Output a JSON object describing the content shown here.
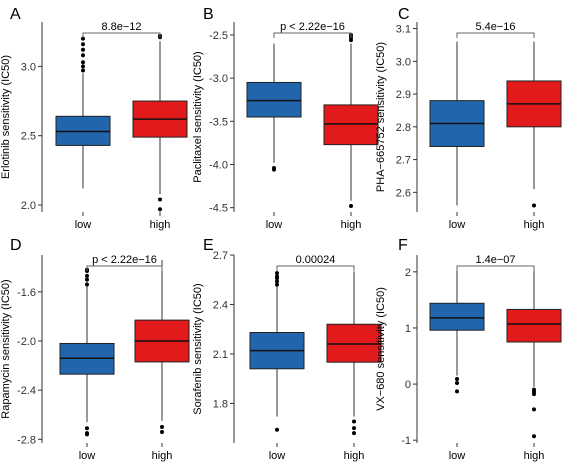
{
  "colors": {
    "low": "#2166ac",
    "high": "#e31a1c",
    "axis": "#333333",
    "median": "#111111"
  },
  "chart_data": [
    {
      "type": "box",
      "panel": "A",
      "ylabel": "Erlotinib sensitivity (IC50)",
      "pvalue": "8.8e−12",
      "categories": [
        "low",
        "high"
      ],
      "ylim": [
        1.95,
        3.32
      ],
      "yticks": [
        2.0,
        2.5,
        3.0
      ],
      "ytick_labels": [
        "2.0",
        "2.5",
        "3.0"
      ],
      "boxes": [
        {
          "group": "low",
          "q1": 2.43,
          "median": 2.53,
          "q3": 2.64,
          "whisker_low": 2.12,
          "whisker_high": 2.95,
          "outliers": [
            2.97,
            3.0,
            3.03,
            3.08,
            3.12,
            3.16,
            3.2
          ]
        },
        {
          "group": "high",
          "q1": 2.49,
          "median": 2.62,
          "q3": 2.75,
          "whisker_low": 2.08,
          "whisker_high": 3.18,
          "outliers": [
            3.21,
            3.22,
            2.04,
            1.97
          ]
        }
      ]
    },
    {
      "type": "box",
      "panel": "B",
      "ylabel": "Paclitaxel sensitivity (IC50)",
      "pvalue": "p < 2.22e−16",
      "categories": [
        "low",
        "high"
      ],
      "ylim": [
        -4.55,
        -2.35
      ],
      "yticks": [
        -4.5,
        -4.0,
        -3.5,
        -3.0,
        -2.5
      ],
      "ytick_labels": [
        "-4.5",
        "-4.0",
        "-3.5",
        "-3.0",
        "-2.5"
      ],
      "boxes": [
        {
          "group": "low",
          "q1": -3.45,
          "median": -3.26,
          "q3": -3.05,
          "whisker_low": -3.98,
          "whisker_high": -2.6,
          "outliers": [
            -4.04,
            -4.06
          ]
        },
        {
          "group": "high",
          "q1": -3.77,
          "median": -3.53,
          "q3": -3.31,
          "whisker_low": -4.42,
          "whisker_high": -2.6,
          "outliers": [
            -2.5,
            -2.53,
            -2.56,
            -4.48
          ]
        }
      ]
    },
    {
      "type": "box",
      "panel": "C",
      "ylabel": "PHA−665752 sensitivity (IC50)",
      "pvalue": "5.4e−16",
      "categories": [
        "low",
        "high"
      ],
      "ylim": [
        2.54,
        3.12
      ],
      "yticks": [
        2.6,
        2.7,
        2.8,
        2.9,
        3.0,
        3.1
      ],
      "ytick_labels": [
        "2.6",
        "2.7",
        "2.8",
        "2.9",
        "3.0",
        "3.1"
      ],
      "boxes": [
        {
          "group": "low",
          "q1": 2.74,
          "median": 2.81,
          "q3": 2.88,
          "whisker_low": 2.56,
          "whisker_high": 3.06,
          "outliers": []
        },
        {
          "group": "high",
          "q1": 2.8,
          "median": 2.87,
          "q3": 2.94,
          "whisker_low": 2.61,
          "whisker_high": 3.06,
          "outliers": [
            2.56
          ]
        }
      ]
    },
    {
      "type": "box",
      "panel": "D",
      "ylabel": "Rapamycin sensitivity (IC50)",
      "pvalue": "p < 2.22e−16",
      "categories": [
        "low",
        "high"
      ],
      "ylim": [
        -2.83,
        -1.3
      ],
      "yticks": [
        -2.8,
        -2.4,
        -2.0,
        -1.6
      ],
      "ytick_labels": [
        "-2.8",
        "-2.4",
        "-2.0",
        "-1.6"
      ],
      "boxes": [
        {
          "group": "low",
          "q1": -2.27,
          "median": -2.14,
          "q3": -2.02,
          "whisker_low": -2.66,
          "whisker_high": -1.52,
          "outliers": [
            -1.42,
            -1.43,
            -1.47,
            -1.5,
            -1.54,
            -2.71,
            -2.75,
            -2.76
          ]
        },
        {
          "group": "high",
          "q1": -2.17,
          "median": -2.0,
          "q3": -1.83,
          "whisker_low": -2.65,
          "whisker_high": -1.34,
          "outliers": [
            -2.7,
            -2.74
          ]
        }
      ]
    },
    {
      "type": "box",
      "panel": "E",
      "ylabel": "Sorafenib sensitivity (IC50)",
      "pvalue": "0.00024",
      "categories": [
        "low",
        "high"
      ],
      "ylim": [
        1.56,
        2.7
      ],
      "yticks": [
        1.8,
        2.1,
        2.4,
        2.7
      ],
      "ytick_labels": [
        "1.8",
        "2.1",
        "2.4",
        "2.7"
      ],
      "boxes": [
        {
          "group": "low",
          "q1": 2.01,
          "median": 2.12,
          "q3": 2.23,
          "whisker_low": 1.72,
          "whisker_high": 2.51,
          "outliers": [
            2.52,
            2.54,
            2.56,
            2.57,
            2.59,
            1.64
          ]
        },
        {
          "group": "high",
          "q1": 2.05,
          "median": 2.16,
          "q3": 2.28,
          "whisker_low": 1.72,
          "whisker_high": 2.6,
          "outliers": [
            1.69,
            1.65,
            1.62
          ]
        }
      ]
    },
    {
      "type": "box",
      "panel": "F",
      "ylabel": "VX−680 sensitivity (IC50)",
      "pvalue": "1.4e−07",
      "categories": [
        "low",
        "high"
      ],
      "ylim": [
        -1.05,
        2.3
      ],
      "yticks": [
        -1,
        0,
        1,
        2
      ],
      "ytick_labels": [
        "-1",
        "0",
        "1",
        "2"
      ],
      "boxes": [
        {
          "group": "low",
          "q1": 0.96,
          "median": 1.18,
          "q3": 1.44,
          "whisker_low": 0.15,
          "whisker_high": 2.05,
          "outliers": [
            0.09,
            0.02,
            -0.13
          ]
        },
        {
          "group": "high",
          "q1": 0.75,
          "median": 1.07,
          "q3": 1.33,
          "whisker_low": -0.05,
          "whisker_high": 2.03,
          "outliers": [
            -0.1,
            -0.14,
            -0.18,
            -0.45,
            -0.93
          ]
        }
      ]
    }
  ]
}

.....

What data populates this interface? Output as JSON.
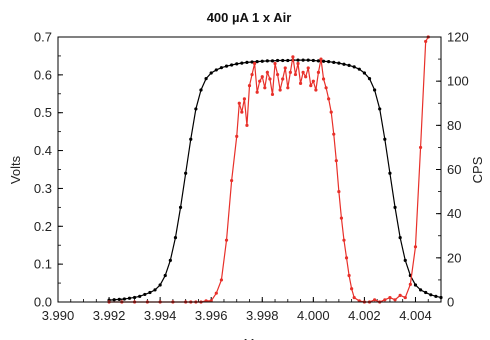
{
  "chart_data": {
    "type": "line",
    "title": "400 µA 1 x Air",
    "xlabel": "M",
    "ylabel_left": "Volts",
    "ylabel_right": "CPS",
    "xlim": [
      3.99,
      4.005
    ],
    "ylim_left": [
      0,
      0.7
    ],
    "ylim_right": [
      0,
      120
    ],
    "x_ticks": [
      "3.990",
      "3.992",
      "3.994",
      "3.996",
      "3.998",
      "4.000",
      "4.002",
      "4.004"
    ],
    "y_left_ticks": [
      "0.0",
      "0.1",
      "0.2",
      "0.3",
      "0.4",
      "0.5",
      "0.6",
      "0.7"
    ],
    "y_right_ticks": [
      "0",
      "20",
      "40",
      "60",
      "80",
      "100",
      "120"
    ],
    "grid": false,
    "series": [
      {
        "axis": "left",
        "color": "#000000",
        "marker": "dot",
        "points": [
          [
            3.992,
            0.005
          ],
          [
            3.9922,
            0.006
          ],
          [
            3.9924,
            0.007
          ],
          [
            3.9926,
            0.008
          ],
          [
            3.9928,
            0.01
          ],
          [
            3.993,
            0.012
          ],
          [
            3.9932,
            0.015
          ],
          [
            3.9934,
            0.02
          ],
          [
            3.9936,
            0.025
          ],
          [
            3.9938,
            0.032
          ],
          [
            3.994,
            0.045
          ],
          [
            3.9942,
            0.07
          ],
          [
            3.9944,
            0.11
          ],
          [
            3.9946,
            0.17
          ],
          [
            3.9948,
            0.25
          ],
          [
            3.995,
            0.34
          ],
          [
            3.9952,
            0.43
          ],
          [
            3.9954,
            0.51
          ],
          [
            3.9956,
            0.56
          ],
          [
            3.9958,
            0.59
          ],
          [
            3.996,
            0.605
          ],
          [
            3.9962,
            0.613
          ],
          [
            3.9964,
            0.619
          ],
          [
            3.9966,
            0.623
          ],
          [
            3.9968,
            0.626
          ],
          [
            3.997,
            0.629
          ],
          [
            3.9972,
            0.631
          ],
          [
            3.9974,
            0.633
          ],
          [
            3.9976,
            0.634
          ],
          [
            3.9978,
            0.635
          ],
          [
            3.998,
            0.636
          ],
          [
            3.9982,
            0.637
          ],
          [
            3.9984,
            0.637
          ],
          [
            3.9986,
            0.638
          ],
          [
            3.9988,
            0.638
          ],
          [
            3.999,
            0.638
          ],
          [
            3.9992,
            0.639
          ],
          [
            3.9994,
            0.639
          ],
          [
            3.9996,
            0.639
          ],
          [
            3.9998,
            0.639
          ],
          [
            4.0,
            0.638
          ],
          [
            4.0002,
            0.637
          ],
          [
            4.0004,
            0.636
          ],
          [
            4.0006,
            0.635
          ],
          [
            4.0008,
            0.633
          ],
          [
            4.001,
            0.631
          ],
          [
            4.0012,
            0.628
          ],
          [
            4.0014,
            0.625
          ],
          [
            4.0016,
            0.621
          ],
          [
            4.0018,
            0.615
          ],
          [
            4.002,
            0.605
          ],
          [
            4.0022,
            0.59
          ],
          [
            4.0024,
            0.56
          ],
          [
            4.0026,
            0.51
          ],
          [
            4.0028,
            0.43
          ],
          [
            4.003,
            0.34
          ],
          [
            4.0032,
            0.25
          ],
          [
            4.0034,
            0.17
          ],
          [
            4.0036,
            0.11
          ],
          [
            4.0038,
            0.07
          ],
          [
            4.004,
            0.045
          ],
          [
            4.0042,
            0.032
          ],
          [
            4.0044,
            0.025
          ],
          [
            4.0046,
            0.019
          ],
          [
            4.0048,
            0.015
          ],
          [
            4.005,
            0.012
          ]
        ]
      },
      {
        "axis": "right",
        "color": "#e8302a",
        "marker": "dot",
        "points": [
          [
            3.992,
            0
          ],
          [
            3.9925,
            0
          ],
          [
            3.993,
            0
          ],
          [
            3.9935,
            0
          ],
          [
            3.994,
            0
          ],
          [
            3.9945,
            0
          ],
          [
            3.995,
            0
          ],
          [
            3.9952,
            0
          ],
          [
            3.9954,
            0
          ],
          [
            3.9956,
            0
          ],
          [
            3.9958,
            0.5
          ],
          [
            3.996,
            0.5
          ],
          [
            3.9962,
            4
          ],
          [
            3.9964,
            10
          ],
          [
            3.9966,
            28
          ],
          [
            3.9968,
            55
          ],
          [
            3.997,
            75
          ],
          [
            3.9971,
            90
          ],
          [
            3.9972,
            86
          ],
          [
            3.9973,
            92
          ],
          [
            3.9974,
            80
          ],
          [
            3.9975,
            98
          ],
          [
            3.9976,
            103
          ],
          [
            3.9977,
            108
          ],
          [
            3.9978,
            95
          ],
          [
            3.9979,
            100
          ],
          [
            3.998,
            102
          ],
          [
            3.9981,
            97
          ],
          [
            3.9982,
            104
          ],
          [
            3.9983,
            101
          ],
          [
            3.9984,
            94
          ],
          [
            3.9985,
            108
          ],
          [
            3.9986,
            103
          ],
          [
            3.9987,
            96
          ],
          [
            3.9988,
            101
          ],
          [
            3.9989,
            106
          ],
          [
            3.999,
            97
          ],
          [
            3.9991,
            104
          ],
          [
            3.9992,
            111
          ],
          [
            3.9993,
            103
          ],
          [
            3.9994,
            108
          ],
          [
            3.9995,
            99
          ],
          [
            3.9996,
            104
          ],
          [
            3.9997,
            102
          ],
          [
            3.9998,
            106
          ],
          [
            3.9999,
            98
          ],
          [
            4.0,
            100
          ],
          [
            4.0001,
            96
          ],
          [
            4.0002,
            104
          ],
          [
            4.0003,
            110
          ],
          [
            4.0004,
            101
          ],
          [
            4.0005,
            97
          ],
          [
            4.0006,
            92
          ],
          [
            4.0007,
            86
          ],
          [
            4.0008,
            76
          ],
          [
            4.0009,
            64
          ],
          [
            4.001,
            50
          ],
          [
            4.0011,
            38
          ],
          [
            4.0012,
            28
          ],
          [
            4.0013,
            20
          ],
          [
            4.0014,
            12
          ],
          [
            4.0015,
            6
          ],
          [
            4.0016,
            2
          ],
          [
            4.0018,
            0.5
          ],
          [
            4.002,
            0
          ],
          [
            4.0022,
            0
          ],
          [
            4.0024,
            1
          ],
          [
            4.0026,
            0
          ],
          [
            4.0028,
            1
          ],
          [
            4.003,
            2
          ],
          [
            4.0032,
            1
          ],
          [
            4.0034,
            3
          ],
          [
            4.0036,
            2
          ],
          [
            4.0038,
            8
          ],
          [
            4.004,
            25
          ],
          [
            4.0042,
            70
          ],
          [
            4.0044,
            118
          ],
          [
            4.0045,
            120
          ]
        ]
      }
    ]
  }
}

.....

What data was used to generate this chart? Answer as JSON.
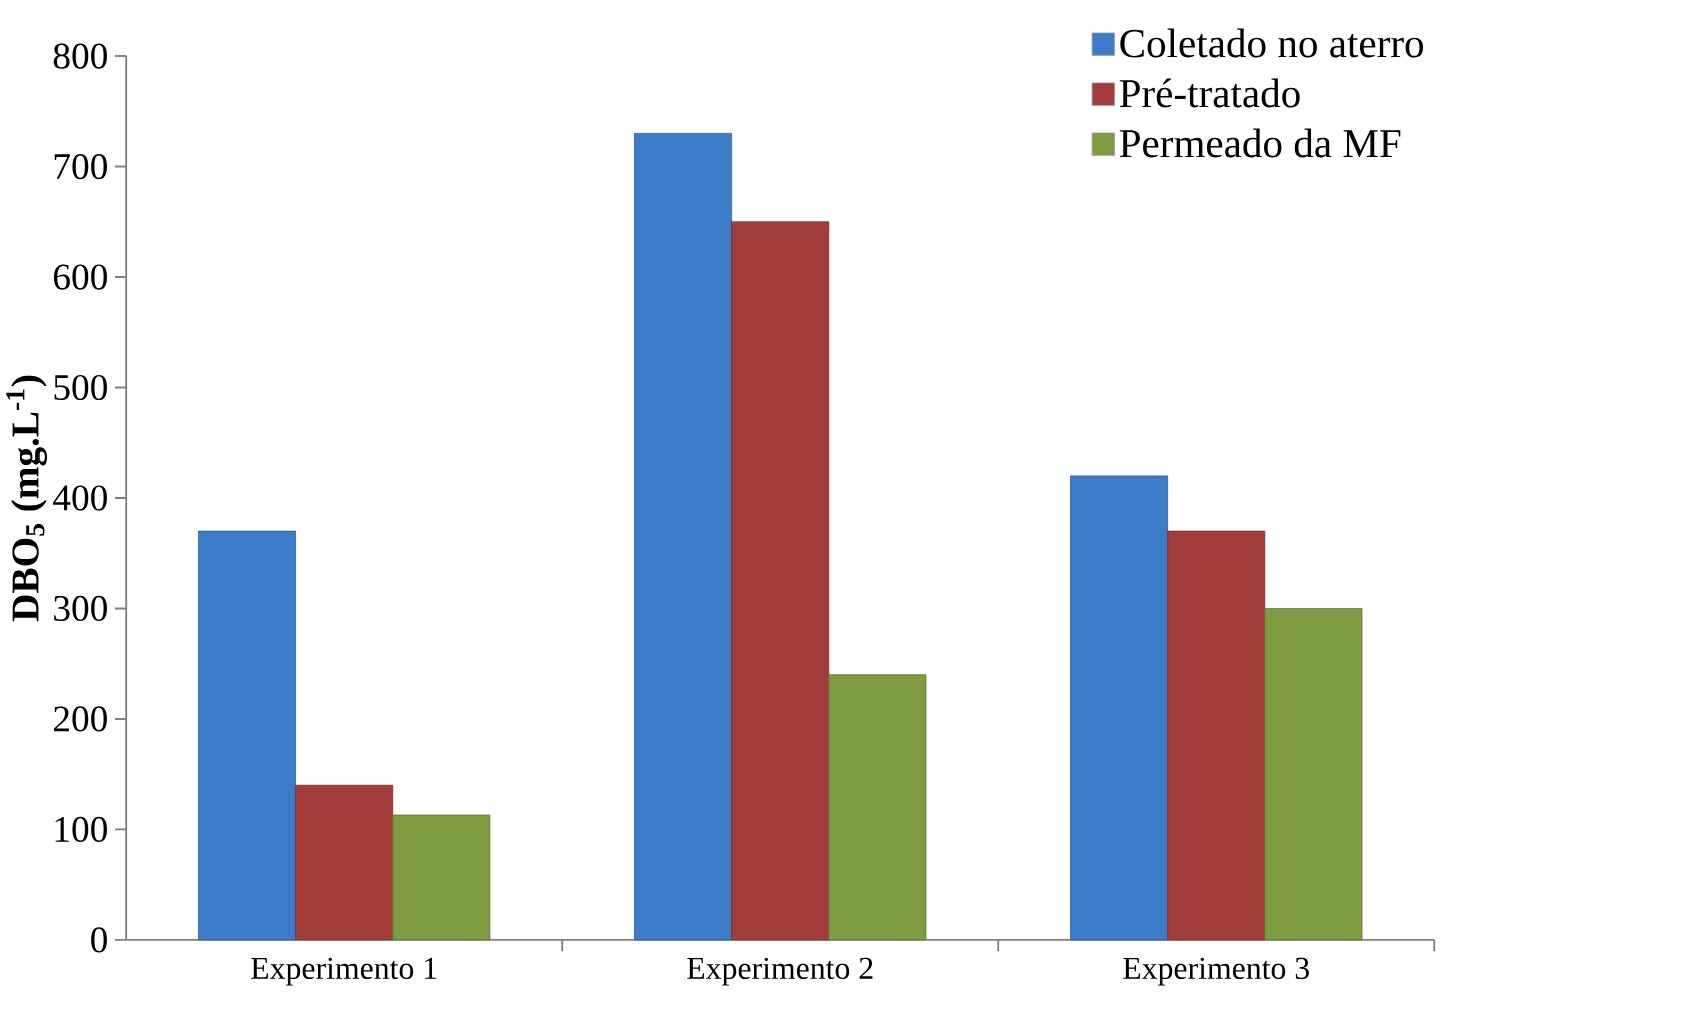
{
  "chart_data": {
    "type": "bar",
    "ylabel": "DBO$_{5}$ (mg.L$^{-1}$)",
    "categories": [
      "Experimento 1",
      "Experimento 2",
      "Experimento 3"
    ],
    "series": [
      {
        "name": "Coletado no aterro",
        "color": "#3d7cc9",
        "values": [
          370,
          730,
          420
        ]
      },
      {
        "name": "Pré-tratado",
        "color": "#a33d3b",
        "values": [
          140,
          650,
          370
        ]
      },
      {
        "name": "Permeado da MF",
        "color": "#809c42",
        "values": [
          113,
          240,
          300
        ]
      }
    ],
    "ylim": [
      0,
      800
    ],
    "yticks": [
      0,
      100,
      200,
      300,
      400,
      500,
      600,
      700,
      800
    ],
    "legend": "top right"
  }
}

.....

■ Problem
Count how many lines of the listing above include "pvalue" and report that number alone.

■ Full response
6